THE REQUEST
Provide the count of lines that hold "Index" and no other output.

ENTRIES SHOWN
################

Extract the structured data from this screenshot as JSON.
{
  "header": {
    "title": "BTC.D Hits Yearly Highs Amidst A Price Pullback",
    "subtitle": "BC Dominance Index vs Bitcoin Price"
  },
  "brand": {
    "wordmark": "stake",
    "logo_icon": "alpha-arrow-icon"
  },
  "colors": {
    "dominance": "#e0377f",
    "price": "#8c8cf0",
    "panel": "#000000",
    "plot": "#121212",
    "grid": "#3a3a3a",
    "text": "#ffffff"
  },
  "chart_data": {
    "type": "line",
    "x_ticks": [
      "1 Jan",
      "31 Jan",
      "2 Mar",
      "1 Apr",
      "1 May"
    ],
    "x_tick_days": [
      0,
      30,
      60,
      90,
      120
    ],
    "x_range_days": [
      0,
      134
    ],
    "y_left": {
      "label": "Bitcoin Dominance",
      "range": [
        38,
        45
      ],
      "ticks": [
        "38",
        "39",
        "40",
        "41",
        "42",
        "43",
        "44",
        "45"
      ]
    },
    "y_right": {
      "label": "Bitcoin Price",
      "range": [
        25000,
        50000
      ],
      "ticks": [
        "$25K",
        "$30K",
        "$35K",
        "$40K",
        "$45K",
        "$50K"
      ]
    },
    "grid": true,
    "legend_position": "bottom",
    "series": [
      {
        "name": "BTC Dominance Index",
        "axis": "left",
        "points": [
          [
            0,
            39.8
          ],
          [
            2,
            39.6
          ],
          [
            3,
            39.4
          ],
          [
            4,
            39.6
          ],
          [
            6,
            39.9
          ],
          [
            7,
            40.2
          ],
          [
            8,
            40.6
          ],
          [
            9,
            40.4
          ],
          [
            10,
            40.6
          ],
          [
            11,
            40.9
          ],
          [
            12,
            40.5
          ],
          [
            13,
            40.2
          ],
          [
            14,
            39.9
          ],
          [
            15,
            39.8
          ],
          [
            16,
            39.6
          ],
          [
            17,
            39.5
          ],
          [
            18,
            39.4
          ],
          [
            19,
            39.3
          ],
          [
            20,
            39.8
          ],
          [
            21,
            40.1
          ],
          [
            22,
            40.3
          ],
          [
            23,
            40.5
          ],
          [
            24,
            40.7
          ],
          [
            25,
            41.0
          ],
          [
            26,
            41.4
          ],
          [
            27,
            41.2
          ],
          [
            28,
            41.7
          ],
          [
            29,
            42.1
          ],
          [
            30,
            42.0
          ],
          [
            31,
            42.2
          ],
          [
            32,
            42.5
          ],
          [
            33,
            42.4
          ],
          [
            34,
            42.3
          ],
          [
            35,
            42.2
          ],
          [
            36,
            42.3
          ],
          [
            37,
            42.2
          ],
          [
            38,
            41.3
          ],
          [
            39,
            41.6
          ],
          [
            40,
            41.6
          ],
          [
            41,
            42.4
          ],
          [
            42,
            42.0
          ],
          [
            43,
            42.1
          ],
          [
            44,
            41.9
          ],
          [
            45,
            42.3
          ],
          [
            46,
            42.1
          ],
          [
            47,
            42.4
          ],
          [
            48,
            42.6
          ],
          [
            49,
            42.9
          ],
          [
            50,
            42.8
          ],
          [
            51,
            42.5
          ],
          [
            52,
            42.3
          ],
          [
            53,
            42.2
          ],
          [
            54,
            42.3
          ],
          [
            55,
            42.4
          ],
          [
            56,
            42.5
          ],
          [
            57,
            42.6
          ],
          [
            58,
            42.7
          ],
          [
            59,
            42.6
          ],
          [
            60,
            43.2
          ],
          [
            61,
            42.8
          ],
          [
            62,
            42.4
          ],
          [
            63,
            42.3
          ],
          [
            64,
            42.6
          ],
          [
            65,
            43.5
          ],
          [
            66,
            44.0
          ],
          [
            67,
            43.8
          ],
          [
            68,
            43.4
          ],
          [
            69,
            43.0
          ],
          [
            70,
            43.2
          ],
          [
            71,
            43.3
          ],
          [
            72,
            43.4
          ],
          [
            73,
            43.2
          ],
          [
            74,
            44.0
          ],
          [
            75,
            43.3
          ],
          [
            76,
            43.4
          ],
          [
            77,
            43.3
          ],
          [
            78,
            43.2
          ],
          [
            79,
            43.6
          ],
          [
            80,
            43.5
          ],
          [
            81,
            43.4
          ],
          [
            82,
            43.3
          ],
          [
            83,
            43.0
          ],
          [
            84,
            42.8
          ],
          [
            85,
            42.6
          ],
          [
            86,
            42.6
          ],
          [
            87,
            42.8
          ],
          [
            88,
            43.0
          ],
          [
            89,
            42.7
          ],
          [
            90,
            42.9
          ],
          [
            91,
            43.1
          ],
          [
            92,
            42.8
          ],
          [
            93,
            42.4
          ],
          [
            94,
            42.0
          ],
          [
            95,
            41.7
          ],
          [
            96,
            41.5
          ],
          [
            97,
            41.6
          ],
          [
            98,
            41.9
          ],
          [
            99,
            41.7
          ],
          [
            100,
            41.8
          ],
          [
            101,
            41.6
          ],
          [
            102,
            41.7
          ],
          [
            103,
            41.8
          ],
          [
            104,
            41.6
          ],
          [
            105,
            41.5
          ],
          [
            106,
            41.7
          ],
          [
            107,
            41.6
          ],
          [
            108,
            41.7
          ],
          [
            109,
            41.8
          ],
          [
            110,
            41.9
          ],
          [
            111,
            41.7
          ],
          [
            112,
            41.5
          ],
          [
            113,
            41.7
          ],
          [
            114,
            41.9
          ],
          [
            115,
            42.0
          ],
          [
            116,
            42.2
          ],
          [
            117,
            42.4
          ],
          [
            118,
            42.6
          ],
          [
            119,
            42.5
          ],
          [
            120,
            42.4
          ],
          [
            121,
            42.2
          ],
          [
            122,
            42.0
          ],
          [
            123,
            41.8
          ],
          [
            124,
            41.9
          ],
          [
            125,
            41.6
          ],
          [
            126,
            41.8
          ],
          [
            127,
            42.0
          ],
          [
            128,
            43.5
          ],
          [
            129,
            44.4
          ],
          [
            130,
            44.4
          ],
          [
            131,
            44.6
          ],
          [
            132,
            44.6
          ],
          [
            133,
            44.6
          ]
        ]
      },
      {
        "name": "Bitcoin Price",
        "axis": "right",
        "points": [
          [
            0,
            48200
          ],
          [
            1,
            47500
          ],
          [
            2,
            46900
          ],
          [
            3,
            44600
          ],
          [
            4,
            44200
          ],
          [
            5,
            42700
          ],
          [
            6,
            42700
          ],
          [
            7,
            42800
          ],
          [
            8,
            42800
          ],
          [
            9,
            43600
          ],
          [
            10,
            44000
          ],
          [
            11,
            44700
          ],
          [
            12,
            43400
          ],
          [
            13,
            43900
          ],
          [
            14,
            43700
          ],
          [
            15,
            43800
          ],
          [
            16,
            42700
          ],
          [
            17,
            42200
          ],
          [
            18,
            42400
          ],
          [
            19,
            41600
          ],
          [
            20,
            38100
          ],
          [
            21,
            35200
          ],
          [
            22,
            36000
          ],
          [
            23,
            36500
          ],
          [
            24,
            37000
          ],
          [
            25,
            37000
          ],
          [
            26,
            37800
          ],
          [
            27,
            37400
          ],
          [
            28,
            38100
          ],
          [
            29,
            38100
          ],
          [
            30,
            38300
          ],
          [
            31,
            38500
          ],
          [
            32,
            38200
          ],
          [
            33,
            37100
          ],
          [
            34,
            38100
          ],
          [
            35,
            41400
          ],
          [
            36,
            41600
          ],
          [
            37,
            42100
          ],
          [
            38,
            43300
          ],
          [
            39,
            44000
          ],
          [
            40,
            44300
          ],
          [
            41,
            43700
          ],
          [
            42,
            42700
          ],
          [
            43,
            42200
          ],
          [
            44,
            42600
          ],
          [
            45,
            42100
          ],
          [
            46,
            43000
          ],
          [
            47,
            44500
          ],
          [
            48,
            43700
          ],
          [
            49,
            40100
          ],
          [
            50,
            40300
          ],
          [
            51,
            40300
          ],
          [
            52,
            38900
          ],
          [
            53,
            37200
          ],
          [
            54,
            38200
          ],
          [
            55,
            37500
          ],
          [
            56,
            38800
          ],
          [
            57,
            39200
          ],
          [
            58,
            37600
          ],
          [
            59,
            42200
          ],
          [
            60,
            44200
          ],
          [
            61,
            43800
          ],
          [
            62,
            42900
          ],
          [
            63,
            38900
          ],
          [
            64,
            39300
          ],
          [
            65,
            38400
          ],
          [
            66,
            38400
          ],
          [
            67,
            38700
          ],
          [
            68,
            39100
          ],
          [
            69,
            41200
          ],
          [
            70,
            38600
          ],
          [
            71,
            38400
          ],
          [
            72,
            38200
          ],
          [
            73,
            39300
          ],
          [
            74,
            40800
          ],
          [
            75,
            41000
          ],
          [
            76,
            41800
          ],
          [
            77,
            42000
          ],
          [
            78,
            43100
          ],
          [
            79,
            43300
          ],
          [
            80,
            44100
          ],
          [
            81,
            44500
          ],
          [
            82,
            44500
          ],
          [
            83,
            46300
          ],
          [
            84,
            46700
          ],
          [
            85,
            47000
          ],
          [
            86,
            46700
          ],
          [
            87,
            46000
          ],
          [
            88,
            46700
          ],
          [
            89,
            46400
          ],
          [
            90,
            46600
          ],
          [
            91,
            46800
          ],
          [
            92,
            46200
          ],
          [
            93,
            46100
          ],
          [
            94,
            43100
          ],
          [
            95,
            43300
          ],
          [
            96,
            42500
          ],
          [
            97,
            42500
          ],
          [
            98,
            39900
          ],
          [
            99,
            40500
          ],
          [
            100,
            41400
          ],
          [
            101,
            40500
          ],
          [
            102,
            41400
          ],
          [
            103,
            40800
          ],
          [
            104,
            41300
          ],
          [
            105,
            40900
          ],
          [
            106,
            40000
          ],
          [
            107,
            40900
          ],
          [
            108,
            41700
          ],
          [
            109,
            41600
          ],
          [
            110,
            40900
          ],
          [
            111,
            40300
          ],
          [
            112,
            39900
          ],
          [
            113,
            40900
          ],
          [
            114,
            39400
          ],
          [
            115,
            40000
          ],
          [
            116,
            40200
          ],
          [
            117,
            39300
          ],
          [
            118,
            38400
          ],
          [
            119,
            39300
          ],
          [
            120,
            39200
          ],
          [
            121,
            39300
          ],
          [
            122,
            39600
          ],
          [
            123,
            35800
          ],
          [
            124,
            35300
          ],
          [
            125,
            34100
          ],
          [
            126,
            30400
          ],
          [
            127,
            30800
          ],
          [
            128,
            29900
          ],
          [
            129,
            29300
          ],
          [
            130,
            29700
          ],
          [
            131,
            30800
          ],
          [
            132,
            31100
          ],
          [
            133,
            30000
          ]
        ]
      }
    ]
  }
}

################

WORKED ANSWER
2